### WHAT THE TASK ASKS
Only the number is wanted: count the lines that include the word "сигнала".

### Stored entries
......

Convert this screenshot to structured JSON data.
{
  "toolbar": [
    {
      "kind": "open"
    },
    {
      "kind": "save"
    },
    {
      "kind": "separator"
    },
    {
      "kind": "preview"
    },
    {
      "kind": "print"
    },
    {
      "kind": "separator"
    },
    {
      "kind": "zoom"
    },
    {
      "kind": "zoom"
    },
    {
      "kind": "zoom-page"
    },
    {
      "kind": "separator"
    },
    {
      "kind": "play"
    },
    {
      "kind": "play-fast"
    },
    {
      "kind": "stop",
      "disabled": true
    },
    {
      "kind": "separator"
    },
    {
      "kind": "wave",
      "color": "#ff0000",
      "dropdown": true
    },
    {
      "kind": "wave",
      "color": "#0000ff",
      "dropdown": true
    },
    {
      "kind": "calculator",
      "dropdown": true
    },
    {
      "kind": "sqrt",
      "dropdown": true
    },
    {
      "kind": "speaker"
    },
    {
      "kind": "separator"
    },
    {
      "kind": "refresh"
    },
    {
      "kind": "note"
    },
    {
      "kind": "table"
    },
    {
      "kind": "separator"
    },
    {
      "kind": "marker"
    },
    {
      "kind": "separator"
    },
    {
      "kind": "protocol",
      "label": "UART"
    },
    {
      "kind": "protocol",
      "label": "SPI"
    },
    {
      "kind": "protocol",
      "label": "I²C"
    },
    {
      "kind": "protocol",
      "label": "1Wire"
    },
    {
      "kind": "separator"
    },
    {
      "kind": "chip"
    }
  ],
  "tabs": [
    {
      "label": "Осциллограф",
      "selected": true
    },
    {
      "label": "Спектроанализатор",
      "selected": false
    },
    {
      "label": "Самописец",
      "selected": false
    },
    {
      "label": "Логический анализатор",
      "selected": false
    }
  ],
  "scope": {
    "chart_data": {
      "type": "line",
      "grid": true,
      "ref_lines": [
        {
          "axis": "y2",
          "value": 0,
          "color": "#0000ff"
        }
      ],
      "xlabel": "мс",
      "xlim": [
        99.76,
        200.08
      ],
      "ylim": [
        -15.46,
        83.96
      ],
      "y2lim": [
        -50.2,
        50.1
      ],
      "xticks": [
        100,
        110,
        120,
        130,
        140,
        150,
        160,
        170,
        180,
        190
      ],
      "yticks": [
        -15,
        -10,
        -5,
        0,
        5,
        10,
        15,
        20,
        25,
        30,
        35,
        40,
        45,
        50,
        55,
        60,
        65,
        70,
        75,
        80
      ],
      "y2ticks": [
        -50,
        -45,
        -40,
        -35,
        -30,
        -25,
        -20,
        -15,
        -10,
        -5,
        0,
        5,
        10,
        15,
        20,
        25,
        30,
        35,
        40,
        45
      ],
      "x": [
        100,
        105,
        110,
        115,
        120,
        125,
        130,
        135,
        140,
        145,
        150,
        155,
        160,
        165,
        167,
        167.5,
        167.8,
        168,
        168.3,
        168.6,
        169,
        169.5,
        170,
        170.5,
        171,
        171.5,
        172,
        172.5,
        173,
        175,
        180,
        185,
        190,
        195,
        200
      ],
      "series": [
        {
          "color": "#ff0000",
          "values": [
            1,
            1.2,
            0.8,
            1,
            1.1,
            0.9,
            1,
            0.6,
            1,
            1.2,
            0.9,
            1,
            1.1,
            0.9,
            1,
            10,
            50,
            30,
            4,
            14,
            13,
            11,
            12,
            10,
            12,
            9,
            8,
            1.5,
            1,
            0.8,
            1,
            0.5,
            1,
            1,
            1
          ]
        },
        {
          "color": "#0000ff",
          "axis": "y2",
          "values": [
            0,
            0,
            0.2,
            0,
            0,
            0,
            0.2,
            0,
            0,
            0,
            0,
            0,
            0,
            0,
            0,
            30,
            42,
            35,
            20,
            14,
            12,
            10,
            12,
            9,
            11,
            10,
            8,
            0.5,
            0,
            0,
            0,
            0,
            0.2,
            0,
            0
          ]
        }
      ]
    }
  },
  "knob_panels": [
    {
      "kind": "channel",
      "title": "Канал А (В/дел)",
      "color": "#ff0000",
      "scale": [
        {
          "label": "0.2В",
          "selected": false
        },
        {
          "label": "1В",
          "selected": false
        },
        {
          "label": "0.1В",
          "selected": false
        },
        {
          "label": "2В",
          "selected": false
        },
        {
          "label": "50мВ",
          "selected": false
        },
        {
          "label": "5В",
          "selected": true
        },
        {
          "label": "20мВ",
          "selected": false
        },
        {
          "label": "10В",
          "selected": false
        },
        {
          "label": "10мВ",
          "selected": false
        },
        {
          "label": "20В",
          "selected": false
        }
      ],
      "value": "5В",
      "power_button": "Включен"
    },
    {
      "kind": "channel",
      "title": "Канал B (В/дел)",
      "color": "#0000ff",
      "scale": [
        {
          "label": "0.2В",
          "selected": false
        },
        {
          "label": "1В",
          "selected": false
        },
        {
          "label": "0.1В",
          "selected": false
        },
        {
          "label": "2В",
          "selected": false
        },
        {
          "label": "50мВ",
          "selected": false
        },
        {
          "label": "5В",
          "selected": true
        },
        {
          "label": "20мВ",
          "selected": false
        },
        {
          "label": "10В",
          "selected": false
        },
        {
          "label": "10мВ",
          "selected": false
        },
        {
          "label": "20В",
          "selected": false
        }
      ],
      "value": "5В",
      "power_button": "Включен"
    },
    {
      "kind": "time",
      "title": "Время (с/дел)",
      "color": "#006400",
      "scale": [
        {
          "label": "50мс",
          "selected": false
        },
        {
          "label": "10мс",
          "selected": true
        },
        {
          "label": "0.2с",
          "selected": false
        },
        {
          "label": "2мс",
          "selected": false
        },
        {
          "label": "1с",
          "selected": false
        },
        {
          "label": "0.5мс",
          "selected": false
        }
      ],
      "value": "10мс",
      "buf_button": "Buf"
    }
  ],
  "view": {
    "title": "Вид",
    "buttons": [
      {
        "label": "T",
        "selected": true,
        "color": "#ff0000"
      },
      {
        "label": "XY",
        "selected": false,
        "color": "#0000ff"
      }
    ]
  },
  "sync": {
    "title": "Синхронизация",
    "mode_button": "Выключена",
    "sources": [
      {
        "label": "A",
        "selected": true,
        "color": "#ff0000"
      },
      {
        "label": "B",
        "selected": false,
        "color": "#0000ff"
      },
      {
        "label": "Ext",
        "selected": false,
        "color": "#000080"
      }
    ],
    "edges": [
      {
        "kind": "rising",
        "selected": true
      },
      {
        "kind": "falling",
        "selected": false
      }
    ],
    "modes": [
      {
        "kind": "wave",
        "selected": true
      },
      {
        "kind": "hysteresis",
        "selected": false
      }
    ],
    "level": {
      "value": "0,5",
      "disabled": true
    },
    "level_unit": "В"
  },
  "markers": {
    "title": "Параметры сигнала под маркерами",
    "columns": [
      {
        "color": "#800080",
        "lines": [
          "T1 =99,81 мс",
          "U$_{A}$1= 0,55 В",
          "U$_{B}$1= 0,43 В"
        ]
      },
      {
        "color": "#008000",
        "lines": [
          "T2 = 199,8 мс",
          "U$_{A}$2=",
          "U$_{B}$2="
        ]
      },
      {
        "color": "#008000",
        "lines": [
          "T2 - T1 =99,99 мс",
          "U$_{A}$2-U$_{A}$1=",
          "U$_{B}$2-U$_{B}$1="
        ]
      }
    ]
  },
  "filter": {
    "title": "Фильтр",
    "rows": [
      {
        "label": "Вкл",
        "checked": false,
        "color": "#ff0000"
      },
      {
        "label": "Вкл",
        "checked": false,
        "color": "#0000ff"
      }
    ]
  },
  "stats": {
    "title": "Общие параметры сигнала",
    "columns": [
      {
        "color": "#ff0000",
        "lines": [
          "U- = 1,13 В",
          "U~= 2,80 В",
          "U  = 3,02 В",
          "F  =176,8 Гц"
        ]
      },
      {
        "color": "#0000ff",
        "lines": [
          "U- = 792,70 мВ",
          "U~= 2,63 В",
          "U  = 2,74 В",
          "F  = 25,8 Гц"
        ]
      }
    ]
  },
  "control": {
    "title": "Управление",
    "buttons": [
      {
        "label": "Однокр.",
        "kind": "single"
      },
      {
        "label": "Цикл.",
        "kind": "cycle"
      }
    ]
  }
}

......

### THE OUTPUT
2